• **What to work on**:
Only the number is wanted: how many lines hold the word "label"?

• **Material shown**:
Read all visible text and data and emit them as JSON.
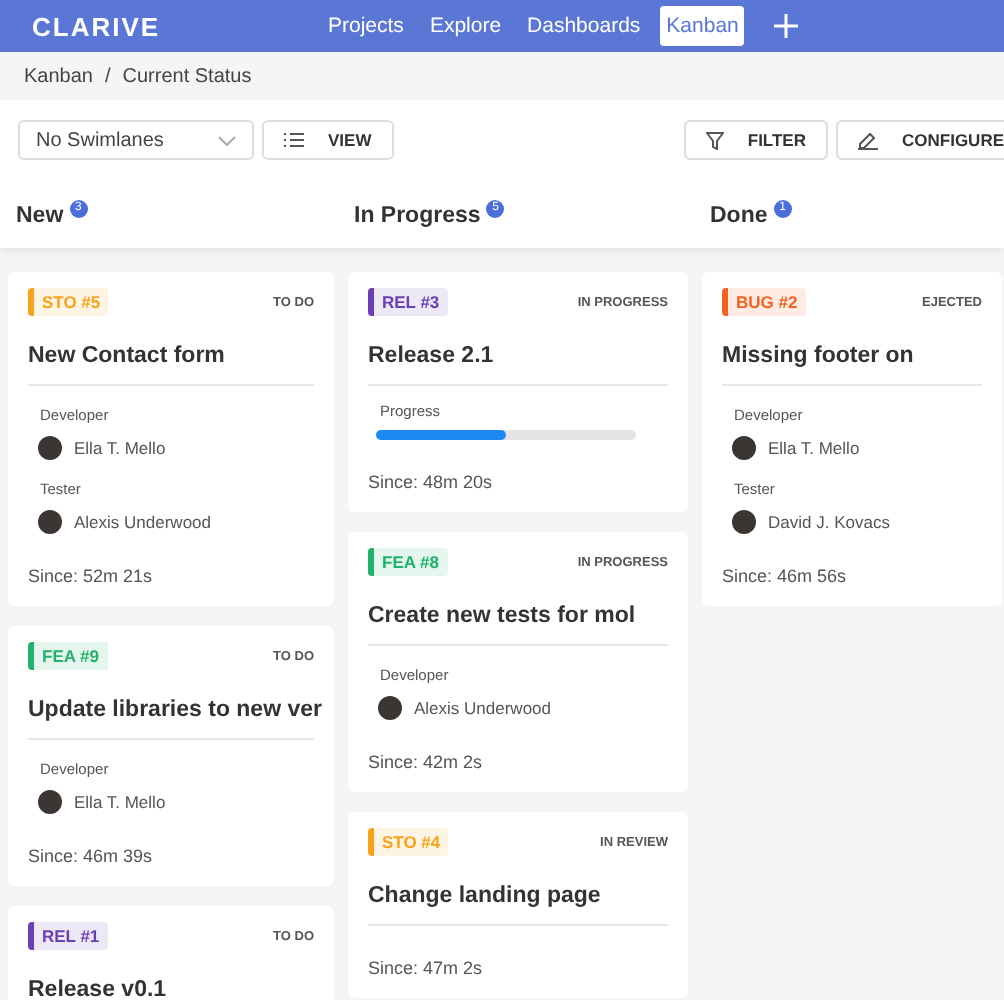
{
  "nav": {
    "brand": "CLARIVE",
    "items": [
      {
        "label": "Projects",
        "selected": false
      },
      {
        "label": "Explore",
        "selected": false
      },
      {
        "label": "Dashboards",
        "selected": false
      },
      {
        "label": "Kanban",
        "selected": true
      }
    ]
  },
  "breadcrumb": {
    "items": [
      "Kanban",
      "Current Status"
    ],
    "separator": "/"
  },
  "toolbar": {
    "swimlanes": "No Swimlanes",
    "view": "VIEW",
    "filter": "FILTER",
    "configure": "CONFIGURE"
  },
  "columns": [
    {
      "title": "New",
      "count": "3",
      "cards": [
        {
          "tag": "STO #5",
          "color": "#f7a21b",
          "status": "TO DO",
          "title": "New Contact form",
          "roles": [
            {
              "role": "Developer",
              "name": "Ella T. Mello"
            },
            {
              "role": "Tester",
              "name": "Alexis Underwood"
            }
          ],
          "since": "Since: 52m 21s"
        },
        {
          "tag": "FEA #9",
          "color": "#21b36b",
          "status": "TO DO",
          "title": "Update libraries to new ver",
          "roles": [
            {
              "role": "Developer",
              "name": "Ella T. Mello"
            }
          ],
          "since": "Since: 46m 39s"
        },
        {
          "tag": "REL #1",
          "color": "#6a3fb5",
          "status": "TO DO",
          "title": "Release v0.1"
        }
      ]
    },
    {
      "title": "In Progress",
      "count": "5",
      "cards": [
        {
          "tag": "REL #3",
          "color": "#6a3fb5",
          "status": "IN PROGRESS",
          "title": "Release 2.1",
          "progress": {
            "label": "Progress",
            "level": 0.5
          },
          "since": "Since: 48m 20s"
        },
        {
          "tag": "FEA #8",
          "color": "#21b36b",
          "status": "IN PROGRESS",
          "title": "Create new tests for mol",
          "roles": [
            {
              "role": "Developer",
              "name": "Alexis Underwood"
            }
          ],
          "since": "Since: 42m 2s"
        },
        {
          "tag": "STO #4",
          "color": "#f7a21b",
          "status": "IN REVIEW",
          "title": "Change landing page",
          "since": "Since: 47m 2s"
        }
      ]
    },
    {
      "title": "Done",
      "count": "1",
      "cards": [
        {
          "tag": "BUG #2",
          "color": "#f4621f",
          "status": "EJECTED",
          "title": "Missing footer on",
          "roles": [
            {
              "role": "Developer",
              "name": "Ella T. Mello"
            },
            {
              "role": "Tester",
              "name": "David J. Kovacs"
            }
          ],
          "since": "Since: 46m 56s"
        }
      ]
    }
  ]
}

--

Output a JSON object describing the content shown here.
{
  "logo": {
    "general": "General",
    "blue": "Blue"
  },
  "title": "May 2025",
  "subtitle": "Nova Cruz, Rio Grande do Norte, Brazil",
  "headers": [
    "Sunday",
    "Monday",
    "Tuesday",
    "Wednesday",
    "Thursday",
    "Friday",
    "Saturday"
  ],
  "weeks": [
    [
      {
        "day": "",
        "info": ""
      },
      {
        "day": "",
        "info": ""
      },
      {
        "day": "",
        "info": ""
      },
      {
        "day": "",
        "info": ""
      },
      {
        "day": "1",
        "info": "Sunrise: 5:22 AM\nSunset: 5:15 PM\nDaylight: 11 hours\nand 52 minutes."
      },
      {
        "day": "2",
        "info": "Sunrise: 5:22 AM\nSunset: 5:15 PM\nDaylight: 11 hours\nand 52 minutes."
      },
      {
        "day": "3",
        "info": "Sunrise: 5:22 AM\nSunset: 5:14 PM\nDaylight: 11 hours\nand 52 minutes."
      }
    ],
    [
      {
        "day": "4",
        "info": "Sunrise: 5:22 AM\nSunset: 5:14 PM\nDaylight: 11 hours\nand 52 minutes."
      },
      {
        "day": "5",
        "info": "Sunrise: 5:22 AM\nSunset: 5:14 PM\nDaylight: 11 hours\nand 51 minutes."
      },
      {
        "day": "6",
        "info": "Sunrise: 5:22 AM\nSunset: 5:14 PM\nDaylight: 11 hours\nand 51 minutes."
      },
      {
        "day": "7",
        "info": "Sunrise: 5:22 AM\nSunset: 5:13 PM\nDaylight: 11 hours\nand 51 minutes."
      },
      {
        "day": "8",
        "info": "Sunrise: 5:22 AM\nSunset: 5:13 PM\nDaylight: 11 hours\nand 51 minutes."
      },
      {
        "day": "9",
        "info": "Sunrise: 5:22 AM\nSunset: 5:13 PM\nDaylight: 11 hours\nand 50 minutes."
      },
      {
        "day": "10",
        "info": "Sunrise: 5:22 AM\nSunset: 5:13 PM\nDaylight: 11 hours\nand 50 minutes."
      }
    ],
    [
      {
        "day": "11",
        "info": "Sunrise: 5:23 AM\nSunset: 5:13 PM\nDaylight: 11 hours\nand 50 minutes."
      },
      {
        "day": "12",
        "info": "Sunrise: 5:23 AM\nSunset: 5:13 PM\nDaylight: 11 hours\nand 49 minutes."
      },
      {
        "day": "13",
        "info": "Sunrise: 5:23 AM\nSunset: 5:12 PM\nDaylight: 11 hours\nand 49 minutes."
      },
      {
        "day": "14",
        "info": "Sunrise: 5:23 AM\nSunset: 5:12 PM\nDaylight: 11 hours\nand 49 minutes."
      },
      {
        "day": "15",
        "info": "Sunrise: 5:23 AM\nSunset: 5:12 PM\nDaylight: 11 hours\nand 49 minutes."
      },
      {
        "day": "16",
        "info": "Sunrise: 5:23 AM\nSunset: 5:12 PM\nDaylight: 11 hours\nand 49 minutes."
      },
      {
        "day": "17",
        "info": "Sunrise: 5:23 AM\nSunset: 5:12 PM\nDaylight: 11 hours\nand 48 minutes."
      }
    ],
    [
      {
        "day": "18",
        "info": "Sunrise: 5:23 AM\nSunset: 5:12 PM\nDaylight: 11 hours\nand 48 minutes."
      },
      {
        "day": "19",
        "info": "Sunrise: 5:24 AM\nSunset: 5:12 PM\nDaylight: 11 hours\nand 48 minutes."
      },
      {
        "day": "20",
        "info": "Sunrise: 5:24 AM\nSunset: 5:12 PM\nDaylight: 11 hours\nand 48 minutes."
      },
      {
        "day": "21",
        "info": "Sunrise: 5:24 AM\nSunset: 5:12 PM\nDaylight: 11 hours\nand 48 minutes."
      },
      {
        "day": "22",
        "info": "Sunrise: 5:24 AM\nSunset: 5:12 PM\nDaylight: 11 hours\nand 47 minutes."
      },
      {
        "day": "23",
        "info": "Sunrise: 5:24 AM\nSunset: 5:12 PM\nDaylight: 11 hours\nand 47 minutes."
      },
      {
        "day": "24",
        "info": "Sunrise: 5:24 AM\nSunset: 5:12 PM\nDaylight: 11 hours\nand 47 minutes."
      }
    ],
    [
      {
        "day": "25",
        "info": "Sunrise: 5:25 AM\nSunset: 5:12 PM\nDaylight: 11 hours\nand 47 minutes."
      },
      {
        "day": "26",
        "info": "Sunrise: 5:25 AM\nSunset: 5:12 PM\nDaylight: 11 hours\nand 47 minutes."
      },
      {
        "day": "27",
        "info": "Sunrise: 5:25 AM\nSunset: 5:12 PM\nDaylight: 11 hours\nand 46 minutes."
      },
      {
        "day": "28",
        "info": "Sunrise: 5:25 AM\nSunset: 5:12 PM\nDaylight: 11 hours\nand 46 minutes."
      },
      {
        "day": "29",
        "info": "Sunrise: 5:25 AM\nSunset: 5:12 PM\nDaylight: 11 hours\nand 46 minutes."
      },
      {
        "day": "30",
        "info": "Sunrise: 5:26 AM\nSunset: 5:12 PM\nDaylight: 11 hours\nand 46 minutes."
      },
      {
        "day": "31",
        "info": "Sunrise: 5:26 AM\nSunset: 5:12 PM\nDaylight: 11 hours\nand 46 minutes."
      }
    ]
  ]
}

• **Task output**:
5